DIRECTIONS FOR THIS TASK —
Collect all lines from the records below that include the word "tabli".

Data excerpts:
>> begin

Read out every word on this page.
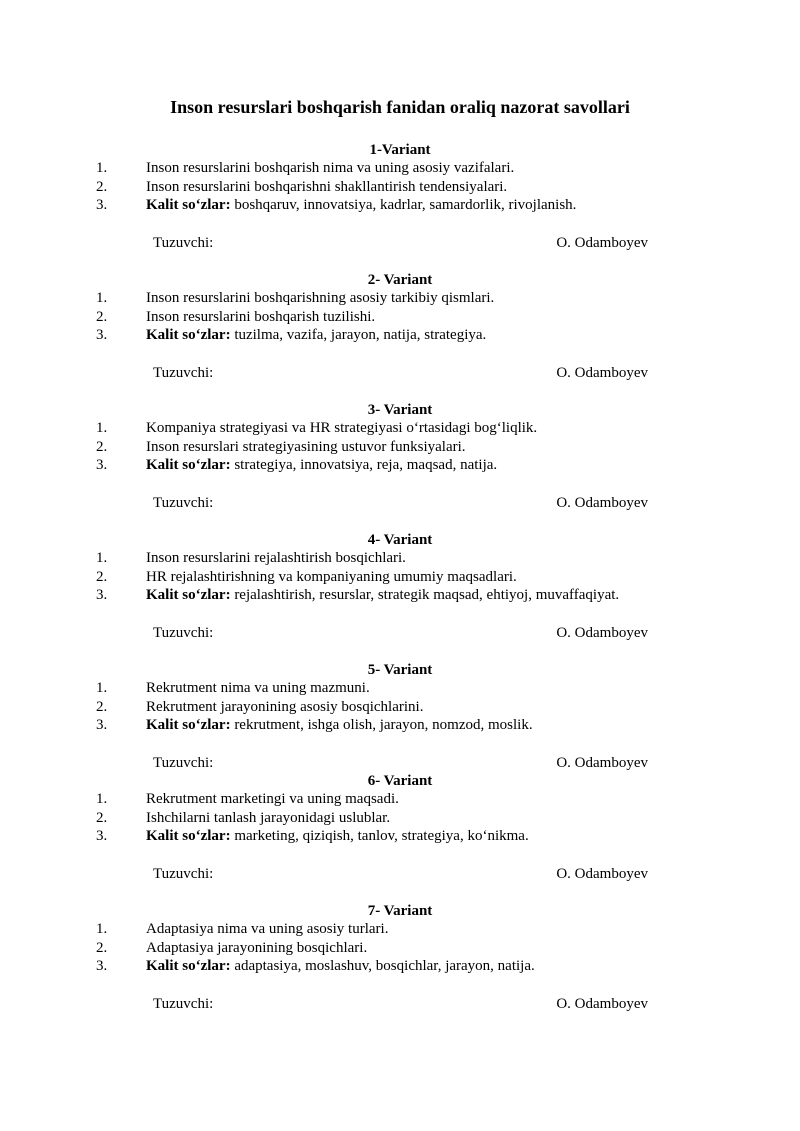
Inson resurslari boshqarish fanidan oraliq nazorat savollari
1-Variant
1.	Inson resurslarini boshqarish nima va uning asosiy vazifalari.
2.	Inson resurslarini boshqarishni shakllantirish tendensiyalari.
3.	Kalit so‘zlar: boshqaruv, innovatsiya, kadrlar, samardorlik, rivojlanish.
Tuzuvchi:	O. Odamboyev
2- Variant
1.	Inson resurslarini boshqarishning asosiy tarkibiy qismlari.
2.	Inson resurslarini boshqarish tuzilishi.
3.	Kalit so‘zlar: tuzilma, vazifa, jarayon, natija, strategiya.
Tuzuvchi:	O. Odamboyev
3- Variant
1.	Kompaniya strategiyasi va HR strategiyasi o‘rtasidagi bog‘liqlik.
2.	Inson resurslari strategiyasining ustuvor funksiyalari.
3.	Kalit so‘zlar: strategiya, innovatsiya, reja, maqsad, natija.
Tuzuvchi:	O. Odamboyev
4- Variant
1.	Inson resurslarini rejalashtirish bosqichlari.
2.	HR rejalashtirishning va kompaniyaning umumiy maqsadlari.
3.	Kalit so‘zlar: rejalashtirish, resurslar, strategik maqsad, ehtiyoj, muvaffaqiyat.
Tuzuvchi:	O. Odamboyev
5- Variant
1.	Rekrutment nima va uning mazmuni.
2.	Rekrutment jarayonining asosiy bosqichlarini.
3.	Kalit so‘zlar: rekrutment, ishga olish, jarayon, nomzod, moslik.
Tuzuvchi:	O. Odamboyev
6- Variant
1.	Rekrutment marketingi va uning maqsadi.
2.	Ishchilarni tanlash jarayonidagi uslublar.
3.	Kalit so‘zlar: marketing, qiziqish, tanlov, strategiya, ko‘nikma.
Tuzuvchi:	O. Odamboyev
7- Variant
1.	Adaptasiya nima va uning asosiy turlari.
2.	Adaptasiya jarayonining bosqichlari.
3.	Kalit so‘zlar: adaptasiya, moslashuv, bosqichlar, jarayon, natija.
Tuzuvchi:	O. Odamboyev
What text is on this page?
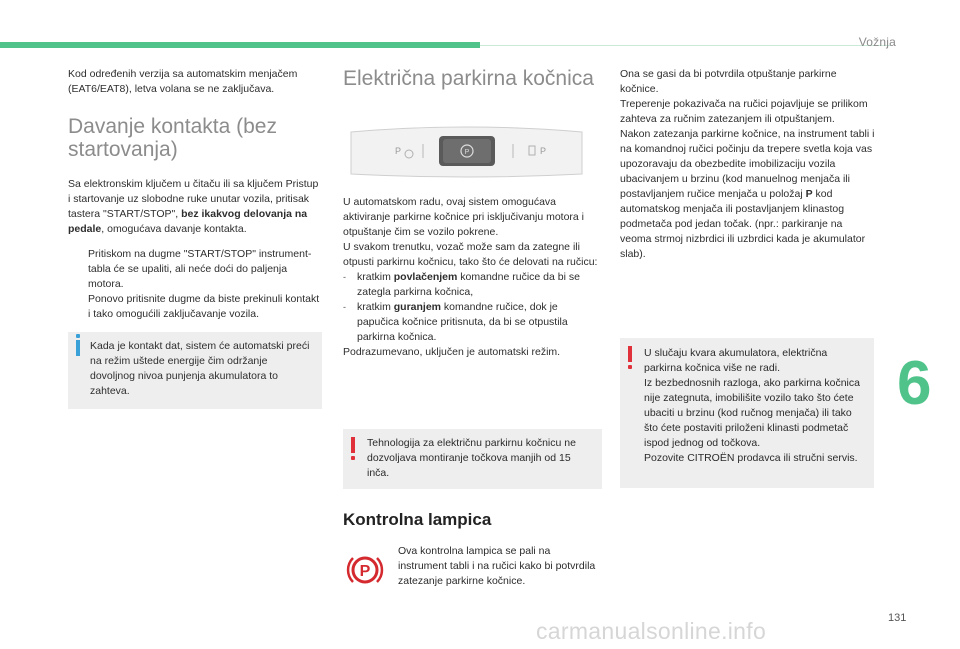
Vožnja

Kod određenih verzija sa automatskim menjačem (EAT6/EAT8), letva volana se ne zaključava.

Davanje kontakta (bez startovanja)

Sa elektronskim ključem u čitaču ili sa ključem Pristup i startovanje uz slobodne ruke unutar vozila, pritisak tastera "START/STOP", bez ikakvog delovanja na pedale, omogućava davanje kontakta.

Pritiskom na dugme "START/STOP" instrument-tabla će se upaliti, ali neće doći do paljenja motora.
Ponovo pritisnite dugme da biste prekinuli kontakt i tako omogućili zaključavanje vozila.
Kada je kontakt dat, sistem će automatski preći na režim uštede energije čim održanje dovoljnog nivoa punjenja akumulatora to zahteva.
Električna parkirna kočnica
P
P	P

U automatskom radu, ovaj sistem omogućava aktiviranje parkirne kočnice pri isključivanju motora i otpuštanje čim se vozilo pokrene.

U svakom trenutku, vozač može sam da zategne ili otpusti parkirnu kočnicu, tako što će delovati na ručicu:

- kratkim povlačenjem komandne ručice da bi se zategla parkirna kočnica,
- kratkim guranjem komandne ručice, dok je papučica kočnice pritisnuta, da bi se otpustila parkirna kočnica.

Podrazumevano, uključen je automatski režim.

Tehnologija za električnu parkirnu kočnicu ne dozvoljava montiranje točkova manjih od 15 inča.
Kontrolna lampica
P
Ova kontrolna lampica se pali na instrument tabli i na ručici kako bi potvrdila zatezanje parkirne kočnice.

Ona se gasi da bi potvrdila otpuštanje parkirne kočnice.

Treperenje pokazivača na ručici pojavljuje se prilikom zahteva za ručnim zatezanjem ili otpuštanjem.

Nakon zatezanja parkirne kočnice, na instrument tabli i na komandnoj ručici počinju da trepere svetla koja vas upozoravaju da obezbedite imobilizaciju vozila ubacivanjem u brzinu (kod manuelnog menjača ili postavljanjem ručice menjača u položaj P kod automatskog menjača ili postavljanjem klinastog podmetača pod jedan točak. (npr.: parkiranje na veoma strmoj nizbrdici ili uzbrdici kada je akumulator slab).

U slučaju kvara akumulatora, električna parkirna kočnica više ne radi.
Iz bezbednosnih razloga, ako parkirna kočnica nije zategnuta, imobilišite vozilo tako što ćete ubaciti u brzinu (kod ručnog menjača) ili tako što ćete postaviti priloženi klinasti podmetač ispod jednog od točkova.
Pozovite CITROËN prodavca ili stručni servis.
6
131
carmanualsonline.info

>> end

ANSWER BELOW —
Ova kontrolna lampica se pali na instrument tabli i na ručici kako bi potvrdila zatezanje parkirne kočnice.
Nakon zatezanja parkirne kočnice, na instrument tabli i na komandnoj ručici počinju da trepere svetla koja vas upozoravaju da obezbedite imobilizaciju vozila ubacivanjem u brzinu (kod manuelnog menjača ili postavljanjem ručice menjača u položaj P kod automatskog menjača ili postavljanjem klinastog podmetača pod jedan točak. (npr.: parkiranje na veoma strmoj nizbrdici ili uzbrdici kada je akumulator slab).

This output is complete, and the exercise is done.